**Problem statement**
Rewrite the entries below as a numbered list, leaving out any blank lines.

---------- Material supplied ----------

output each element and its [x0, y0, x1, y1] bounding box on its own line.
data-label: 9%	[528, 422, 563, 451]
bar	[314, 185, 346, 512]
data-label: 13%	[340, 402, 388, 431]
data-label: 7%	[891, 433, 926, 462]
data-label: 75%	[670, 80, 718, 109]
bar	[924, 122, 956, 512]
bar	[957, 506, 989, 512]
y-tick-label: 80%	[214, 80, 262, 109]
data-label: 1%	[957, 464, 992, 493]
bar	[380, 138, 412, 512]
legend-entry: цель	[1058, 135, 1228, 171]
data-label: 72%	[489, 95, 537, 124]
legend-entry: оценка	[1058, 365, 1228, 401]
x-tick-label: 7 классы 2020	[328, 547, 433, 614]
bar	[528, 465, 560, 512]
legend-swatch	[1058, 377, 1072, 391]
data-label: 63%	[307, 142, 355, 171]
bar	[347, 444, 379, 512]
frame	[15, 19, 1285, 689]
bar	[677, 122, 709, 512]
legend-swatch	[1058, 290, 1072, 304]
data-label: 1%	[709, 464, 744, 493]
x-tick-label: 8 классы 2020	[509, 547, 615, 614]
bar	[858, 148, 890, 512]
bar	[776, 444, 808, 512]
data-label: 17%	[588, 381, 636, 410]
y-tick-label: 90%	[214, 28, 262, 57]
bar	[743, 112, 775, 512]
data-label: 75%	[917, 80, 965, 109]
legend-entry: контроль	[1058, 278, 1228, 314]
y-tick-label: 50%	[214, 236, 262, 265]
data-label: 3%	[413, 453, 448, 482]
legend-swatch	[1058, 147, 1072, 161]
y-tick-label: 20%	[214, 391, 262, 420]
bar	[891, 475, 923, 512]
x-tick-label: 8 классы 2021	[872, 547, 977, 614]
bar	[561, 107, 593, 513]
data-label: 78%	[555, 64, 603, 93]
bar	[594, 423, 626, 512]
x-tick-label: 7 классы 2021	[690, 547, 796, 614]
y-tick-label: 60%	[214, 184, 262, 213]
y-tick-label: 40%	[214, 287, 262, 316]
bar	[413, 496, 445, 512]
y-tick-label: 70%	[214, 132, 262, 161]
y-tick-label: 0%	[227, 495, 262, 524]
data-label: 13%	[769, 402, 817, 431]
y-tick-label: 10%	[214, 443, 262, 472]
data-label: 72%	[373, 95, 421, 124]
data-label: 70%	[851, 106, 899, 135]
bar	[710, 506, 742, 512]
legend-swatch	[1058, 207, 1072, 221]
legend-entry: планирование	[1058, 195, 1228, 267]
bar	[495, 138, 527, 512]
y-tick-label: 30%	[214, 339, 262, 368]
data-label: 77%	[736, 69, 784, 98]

----------

**Result of this task**
1. output each element and its [x0, y0, x1, y1] bounding box on its own line.
2. data-label: 9%	[528, 422, 563, 451]
3. bar	[314, 185, 346, 512]
4. data-label: 13%	[340, 402, 388, 431]
5. data-label: 7%	[891, 433, 926, 462]
6. data-label: 75%	[670, 80, 718, 109]
7. bar	[924, 122, 956, 512]
8. bar	[957, 506, 989, 512]
9. y-tick-label: 80%	[214, 80, 262, 109]
10. data-label: 1%	[957, 464, 992, 493]
11. bar	[380, 138, 412, 512]
12. legend-entry: цель	[1058, 135, 1228, 171]
13. data-label: 72%	[489, 95, 537, 124]
14. legend-entry: оценка	[1058, 365, 1228, 401]
15. x-tick-label: 7 классы 2020	[328, 547, 433, 614]
16. bar	[528, 465, 560, 512]
17. legend-swatch	[1058, 377, 1072, 391]
18. data-label: 63%	[307, 142, 355, 171]
19. bar	[347, 444, 379, 512]
20. frame	[15, 19, 1285, 689]
21. bar	[677, 122, 709, 512]
22. legend-swatch	[1058, 290, 1072, 304]
23. data-label: 1%	[709, 464, 744, 493]
24. x-tick-label: 8 классы 2020	[509, 547, 615, 614]
25. bar	[858, 148, 890, 512]
26. bar	[776, 444, 808, 512]
27. data-label: 17%	[588, 381, 636, 410]
28. y-tick-label: 90%	[214, 28, 262, 57]
29. bar	[743, 112, 775, 512]
30. data-label: 75%	[917, 80, 965, 109]
31. legend-entry: контроль	[1058, 278, 1228, 314]
32. y-tick-label: 50%	[214, 236, 262, 265]
33. data-label: 3%	[413, 453, 448, 482]
34. legend-swatch	[1058, 147, 1072, 161]
35. y-tick-label: 20%	[214, 391, 262, 420]
36. bar	[891, 475, 923, 512]
37. x-tick-label: 8 классы 2021	[872, 547, 977, 614]
38. bar	[561, 107, 593, 513]
39. data-label: 78%	[555, 64, 603, 93]
40. bar	[594, 423, 626, 512]
41. x-tick-label: 7 классы 2021	[690, 547, 796, 614]
42. y-tick-label: 60%	[214, 184, 262, 213]
43. y-tick-label: 40%	[214, 287, 262, 316]
44. bar	[413, 496, 445, 512]
45. y-tick-label: 70%	[214, 132, 262, 161]
46. y-tick-label: 0%	[227, 495, 262, 524]
47. data-label: 13%	[769, 402, 817, 431]
48. y-tick-label: 10%	[214, 443, 262, 472]
49. data-label: 72%	[373, 95, 421, 124]
50. data-label: 70%	[851, 106, 899, 135]
51. bar	[710, 506, 742, 512]
52. legend-swatch	[1058, 207, 1072, 221]
53. legend-entry: планирование	[1058, 195, 1228, 267]
54. bar	[495, 138, 527, 512]
55. y-tick-label: 30%	[214, 339, 262, 368]
56. data-label: 77%	[736, 69, 784, 98]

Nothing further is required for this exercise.